-------- Source extract --------

4. Utilizing Reverse Map Types in State Machines

Short description:

Let's talk about utilizing reverse map types in the context of state machines. We can strongly type the initial property and constrain it to only the states that exist in the configuration. Transitions are also bound to the states in the configuration. Recursion can be used to create hierarchical state machines, allowing for nested states and transitions. This delivers a great developer experience, as the accepted types are bound correctly at each level of the state machine. However, there are some limitations to be aware of, such as inferring a single thing per object property or tuple element.

So let's talk now about what I love. So state machines. Let's take a look how we can utilize reverse map types in this context. This create machine function that accepts some initial state, a list of those states like the first state, second state and the third one. And each of those also have a defined transitions for them. They can accept events to change the current state into another state within this whole configuration object here. And that create machine function can be defined like this one.

What's neat here is that we have a mapping of all of those things, of all of those properties. We define our own record that will point to different states, but we also can refer to this whole reverse map type, like outside of it. So we can strongly type the initial property that is being used outside of it and we can verify that it works. Here autocompletes work great and we successfully were able to constrain this property to only those states that exist in this very configuration. And in a similar manner, transitions here are also bound to only those states that appear in this configuration and you can select them from the list and all of that jazz.

-------- Records supplied --------

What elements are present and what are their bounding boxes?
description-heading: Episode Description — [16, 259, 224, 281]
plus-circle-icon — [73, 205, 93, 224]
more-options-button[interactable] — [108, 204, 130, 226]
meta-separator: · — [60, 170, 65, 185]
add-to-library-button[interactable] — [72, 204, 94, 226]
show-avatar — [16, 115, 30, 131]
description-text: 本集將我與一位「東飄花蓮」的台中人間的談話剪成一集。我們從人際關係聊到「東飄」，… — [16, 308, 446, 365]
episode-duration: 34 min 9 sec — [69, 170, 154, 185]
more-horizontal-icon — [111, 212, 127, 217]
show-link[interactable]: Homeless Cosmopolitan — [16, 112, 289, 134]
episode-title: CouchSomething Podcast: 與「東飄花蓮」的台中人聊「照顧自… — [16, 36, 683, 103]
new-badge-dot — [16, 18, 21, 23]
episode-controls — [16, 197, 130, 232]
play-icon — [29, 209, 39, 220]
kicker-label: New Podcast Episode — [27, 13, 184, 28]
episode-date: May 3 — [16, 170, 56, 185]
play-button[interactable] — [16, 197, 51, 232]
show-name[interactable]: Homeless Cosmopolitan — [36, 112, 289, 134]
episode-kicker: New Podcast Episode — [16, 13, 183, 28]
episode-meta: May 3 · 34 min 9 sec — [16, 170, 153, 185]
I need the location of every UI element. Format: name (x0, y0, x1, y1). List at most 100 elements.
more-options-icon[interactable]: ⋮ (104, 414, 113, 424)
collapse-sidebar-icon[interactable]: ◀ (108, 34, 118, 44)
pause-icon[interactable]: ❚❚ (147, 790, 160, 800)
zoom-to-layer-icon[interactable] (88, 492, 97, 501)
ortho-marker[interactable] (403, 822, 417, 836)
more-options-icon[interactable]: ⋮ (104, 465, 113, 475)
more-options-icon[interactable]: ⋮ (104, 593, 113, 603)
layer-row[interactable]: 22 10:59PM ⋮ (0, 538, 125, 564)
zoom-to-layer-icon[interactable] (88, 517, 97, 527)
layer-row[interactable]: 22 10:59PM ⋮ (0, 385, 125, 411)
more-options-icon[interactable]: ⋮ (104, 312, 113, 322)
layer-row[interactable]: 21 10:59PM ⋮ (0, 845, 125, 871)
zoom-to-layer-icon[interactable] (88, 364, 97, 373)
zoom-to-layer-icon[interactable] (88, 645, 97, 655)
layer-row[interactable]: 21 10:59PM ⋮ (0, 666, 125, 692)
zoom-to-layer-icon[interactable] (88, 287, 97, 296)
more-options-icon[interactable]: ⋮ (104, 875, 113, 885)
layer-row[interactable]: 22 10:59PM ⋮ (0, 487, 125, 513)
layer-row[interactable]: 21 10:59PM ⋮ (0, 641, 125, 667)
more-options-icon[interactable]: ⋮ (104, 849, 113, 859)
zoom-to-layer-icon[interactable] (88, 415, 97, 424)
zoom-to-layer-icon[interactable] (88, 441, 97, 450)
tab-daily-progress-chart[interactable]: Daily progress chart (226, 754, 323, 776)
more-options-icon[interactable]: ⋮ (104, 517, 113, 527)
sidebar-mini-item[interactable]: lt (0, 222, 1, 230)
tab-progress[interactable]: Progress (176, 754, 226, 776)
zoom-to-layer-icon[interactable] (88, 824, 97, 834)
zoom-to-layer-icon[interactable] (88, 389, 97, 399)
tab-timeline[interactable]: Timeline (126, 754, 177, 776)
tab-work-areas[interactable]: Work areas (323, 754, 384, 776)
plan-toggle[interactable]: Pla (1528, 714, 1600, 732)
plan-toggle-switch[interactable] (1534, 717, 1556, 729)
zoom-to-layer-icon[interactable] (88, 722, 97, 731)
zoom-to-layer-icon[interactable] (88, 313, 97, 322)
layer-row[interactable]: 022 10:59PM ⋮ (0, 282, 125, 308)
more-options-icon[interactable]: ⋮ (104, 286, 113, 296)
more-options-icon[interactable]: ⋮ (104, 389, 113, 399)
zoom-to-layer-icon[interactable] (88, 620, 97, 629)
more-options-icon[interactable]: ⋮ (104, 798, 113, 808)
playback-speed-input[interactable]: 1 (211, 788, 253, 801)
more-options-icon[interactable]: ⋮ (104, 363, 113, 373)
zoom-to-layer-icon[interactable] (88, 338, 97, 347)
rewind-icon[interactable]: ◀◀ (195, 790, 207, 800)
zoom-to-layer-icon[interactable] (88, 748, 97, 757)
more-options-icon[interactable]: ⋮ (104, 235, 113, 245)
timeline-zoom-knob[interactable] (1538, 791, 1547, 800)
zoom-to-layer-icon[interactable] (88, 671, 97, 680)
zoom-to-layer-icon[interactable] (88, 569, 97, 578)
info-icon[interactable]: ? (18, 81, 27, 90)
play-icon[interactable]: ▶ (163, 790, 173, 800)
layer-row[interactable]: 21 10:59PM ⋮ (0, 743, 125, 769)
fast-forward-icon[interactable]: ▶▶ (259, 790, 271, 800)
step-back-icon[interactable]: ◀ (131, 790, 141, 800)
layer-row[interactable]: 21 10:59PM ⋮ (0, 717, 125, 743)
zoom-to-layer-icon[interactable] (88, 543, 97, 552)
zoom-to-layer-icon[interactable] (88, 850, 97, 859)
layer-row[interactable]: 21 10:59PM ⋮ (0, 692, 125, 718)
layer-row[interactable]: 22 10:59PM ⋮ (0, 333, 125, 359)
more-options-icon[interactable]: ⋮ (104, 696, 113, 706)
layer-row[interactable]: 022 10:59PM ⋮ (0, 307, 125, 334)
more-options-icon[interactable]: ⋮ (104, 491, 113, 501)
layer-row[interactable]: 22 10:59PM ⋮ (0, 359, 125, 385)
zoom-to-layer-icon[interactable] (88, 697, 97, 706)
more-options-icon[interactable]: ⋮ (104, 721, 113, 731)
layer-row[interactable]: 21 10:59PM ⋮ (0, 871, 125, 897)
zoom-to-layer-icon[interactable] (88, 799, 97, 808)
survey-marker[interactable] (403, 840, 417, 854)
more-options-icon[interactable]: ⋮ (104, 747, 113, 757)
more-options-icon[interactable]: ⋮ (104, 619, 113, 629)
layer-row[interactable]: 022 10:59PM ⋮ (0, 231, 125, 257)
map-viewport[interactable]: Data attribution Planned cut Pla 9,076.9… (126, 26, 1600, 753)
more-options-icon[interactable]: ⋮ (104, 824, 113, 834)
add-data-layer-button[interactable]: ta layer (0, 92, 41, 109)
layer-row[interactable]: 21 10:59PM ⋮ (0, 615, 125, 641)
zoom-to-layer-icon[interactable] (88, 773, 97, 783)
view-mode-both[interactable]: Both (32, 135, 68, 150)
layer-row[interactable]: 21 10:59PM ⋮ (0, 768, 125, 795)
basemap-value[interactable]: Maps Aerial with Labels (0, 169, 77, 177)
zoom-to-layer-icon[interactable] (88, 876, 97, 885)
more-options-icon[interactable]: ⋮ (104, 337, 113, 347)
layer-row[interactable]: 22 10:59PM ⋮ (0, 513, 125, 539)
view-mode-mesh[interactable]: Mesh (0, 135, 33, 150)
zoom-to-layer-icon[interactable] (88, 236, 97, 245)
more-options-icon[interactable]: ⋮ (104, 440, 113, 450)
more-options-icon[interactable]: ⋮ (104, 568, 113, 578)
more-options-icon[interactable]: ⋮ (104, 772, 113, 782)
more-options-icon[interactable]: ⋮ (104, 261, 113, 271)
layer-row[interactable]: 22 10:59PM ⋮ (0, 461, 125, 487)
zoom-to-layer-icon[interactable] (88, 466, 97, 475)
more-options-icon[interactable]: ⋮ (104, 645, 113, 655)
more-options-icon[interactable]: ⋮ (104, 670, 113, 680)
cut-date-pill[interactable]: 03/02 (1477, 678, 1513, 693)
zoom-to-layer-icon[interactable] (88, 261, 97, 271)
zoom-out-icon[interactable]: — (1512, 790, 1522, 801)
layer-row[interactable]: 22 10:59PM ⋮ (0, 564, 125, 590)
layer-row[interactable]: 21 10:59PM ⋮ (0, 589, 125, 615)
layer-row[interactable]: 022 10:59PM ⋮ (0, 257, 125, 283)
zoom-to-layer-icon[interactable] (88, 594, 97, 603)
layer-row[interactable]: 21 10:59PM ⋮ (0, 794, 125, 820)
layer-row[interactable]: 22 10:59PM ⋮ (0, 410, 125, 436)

--------

Exercises to complete
**1)** Answer these from the state machines excerpt:
(a) What can recursion be used to create?
(b) What limitation is named as one to be aware of?
(c) Which states does the list passed to the create machine function contain?
**2)** In the state machines excerpt, retype everything from "4. Utilizing Reverse" down to "or tuple element.".

Answers to the exercise
**1)**
(a) Hierarchical state machines, allowing for nested states and transitions.
(b) Inferring a single thing per object property or tuple element.
(c) The first state, the second state and the third one.

**2)**
4. Utilizing Reverse Map Types in State Machines

Short description:

Let's talk about utilizing reverse map types in the context of state machines. We can strongly type the initial property and constrain it to only the states that exist in the configuration. Transitions are also bound to the states in the configuration. Recursion can be used to create hierarchical state machines, allowing for nested states and transitions. This delivers a great developer experience, as the accepted types are bound correctly at each level of the state machine. However, there are some limitations to be aware of, such as inferring a single thing per object property or tuple element.